The request: Which lines in the records below contain the word "соответствии"? Copy each one out.

The records:
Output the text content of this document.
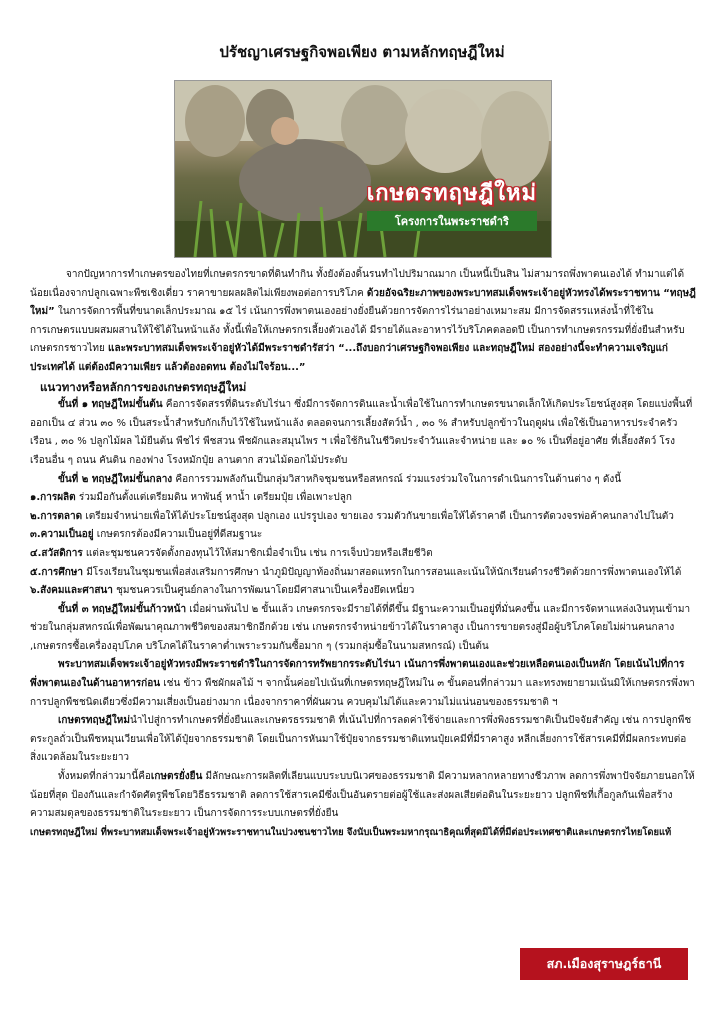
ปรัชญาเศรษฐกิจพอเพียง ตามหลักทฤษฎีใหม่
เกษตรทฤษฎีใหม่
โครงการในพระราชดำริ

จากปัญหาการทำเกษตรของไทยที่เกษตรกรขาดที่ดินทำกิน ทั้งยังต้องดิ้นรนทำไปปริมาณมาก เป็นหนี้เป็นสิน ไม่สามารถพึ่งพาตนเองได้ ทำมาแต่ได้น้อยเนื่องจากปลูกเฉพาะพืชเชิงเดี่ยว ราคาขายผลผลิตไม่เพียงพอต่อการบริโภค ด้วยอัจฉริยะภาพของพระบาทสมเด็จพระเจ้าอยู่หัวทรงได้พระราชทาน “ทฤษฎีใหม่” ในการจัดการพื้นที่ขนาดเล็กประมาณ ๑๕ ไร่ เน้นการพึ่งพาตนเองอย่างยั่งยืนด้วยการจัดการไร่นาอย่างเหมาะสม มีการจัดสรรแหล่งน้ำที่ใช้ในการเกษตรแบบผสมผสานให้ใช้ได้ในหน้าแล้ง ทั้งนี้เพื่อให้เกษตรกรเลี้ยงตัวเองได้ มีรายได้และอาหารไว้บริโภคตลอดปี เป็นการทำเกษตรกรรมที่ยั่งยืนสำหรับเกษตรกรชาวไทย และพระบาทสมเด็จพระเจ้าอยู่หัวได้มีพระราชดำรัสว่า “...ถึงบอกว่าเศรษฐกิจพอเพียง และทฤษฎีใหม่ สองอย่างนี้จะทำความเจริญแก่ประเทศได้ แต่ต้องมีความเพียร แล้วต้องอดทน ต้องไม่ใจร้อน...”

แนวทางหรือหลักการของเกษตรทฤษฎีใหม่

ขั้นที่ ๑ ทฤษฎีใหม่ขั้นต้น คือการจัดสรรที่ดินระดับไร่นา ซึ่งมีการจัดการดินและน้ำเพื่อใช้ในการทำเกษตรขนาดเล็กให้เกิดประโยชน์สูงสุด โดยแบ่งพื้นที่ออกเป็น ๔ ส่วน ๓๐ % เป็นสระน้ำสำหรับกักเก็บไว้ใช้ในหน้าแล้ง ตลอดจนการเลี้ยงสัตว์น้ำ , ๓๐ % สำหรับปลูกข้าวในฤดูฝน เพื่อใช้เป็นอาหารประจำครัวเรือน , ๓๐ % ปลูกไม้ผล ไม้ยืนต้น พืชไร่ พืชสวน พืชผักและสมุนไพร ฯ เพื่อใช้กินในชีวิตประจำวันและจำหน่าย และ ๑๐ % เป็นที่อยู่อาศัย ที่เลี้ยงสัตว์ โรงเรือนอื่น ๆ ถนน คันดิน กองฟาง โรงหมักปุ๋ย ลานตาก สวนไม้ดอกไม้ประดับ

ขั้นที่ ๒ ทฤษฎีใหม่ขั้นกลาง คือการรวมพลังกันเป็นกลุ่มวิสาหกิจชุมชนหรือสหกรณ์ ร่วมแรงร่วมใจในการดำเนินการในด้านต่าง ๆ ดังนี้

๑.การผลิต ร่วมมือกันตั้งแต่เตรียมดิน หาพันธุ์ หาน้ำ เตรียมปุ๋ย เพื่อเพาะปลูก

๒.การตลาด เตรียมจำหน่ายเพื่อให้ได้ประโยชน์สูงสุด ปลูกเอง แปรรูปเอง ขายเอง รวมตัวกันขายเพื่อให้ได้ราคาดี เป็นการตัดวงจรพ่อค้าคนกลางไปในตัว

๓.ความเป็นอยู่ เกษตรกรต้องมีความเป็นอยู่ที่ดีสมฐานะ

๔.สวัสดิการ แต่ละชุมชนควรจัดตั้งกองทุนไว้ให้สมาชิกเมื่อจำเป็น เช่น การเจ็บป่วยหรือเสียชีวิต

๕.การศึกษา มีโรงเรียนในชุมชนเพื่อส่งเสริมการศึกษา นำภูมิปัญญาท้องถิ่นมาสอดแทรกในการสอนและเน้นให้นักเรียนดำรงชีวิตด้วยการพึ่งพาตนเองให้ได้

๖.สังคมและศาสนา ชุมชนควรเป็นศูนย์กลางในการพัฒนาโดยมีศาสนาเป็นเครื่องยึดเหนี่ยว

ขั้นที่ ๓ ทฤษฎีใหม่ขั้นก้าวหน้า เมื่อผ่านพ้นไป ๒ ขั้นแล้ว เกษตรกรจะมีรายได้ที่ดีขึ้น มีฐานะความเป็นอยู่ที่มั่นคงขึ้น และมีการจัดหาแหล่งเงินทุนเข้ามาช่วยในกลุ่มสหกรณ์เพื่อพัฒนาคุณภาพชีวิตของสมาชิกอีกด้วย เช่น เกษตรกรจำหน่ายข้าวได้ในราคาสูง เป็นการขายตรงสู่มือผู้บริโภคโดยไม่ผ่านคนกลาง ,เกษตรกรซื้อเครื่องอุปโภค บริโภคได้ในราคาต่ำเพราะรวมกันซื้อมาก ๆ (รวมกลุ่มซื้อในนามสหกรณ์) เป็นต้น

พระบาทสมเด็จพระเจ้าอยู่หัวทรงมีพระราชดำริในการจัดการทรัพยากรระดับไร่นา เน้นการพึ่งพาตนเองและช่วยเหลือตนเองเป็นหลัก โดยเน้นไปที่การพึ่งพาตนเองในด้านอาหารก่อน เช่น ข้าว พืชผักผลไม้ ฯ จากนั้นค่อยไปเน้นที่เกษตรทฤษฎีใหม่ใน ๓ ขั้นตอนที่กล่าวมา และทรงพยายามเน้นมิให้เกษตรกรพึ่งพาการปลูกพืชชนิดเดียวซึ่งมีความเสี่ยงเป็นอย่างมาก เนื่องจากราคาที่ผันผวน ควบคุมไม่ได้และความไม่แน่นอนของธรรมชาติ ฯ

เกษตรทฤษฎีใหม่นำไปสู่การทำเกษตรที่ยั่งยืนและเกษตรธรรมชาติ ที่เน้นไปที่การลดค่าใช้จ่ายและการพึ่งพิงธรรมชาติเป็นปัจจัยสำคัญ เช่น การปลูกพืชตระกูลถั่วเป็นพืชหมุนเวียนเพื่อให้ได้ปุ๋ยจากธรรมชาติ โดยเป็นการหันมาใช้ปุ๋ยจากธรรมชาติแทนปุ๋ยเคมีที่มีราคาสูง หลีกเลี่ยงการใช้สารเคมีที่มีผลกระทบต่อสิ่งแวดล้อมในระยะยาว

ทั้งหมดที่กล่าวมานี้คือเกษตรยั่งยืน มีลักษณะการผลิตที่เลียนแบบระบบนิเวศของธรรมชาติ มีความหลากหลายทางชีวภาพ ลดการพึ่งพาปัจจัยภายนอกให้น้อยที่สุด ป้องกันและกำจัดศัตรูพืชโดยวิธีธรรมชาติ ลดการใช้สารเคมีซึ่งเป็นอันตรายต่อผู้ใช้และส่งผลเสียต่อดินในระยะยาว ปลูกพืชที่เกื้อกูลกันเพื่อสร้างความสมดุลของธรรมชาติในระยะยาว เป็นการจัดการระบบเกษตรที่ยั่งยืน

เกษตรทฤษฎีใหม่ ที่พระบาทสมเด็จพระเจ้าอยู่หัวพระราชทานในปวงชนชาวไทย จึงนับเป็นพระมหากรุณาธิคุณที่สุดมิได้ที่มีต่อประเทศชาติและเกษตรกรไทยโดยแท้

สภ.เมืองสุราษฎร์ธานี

...

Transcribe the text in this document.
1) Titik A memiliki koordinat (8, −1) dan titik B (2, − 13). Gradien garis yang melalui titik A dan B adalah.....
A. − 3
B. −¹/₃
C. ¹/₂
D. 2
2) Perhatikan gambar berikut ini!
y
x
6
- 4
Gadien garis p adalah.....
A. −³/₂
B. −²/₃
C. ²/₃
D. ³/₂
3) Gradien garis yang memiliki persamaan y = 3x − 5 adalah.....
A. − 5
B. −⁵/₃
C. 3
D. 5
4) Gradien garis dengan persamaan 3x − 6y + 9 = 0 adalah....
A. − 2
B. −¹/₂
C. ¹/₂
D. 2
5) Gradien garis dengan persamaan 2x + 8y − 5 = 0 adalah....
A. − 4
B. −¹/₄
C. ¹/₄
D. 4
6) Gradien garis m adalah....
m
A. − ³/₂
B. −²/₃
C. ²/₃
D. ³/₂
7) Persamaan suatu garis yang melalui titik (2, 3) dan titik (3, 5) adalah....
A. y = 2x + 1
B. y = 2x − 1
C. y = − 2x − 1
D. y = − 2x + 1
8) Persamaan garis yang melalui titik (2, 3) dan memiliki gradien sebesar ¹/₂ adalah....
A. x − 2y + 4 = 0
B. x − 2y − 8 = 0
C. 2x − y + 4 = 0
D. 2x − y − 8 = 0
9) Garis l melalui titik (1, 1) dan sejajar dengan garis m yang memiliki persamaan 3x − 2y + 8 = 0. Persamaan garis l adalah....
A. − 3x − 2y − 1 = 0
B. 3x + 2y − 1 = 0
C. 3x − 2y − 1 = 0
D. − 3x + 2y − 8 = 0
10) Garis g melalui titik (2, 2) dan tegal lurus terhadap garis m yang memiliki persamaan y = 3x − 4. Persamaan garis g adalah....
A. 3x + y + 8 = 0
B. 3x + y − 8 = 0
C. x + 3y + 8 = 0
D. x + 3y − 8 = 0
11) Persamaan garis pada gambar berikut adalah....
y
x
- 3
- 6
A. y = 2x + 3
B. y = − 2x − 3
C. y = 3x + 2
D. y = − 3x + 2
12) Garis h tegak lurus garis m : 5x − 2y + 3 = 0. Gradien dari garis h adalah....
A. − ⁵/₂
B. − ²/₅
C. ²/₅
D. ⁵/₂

==

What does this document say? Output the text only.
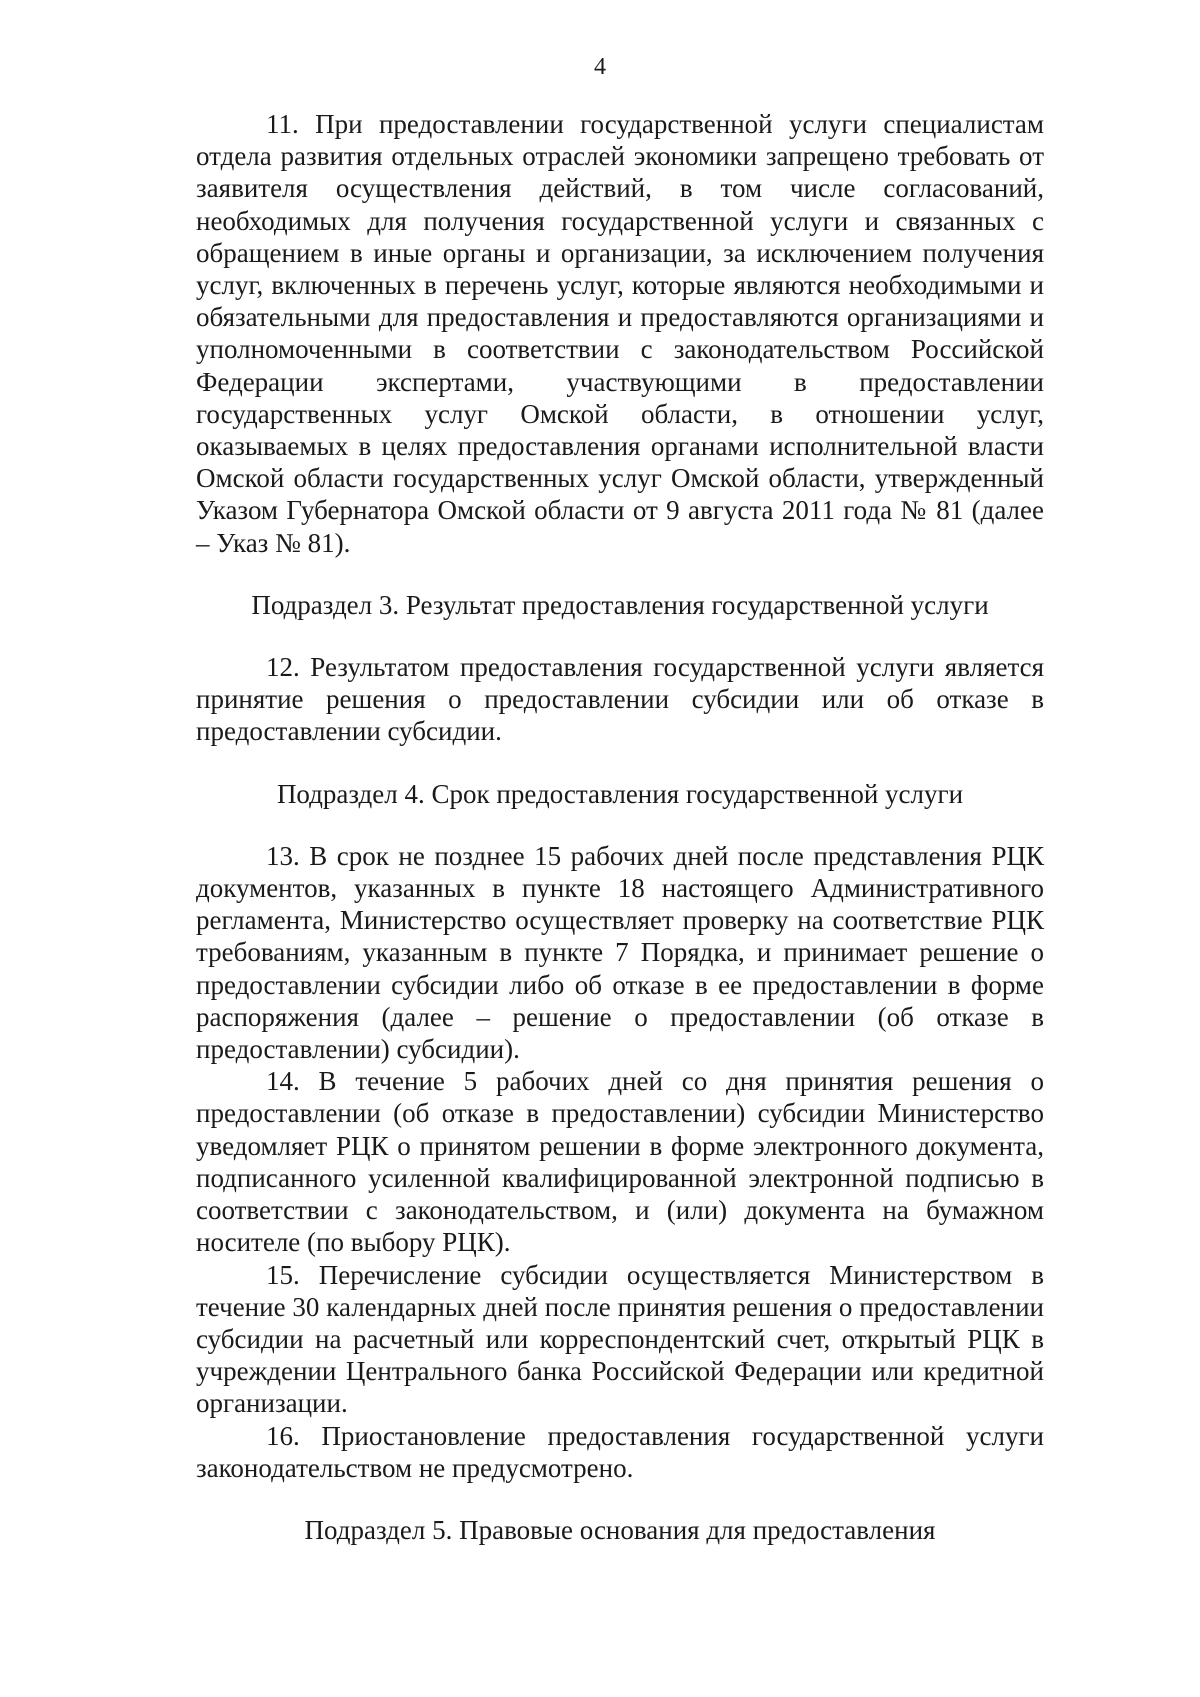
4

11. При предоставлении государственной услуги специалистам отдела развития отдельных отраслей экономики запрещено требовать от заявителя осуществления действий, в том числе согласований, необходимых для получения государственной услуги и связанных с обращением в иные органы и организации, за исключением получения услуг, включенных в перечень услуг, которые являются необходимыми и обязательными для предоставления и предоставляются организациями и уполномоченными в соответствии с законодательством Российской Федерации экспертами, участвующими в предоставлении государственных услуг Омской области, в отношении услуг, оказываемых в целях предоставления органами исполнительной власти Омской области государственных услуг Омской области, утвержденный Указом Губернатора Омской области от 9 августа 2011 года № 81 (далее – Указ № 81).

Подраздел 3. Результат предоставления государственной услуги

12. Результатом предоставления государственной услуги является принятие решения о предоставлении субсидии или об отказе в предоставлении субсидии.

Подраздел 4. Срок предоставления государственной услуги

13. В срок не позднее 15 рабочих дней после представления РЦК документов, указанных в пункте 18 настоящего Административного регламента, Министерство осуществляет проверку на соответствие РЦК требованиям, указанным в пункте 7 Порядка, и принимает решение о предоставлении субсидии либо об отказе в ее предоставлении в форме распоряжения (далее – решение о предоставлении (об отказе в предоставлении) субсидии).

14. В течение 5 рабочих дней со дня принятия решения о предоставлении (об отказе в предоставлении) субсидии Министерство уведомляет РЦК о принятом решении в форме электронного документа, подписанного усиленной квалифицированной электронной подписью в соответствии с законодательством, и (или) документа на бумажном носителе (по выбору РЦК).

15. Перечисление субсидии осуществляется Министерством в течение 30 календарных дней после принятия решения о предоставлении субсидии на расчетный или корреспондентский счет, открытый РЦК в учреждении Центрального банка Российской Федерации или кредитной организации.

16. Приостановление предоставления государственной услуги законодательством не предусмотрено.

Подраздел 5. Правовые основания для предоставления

Exercise answer:
11. При предоставлении государственной услуги специалистам отдела развития отдельных отраслей экономики запрещено требовать от заявителя осуществления действий, в том числе согласований, необходимых для получения государственной услуги и связанных с обращением в иные органы и организации, за исключением получения услуг, включенных в перечень услуг, которые являются необходимыми и обязательными для предоставления и предоставляются организациями и уполномоченными в соответствии с законодательством Российской Федерации экспертами, участвующими в предоставлении государственных услуг Омской области, в отношении услуг, оказываемых в целях предоставления органами исполнительной власти Омской области государственных услуг Омской области, утвержденный Указом Губернатора Омской области от 9 августа 2011 года № 81 (далее – Указ № 81).
14. В течение 5 рабочих дней со дня принятия решения о предоставлении (об отказе в предоставлении) субсидии Министерство уведомляет РЦК о принятом решении в форме электронного документа, подписанного усиленной квалифицированной электронной подписью в соответствии с законодательством, и (или) документа на бумажном носителе (по выбору РЦК).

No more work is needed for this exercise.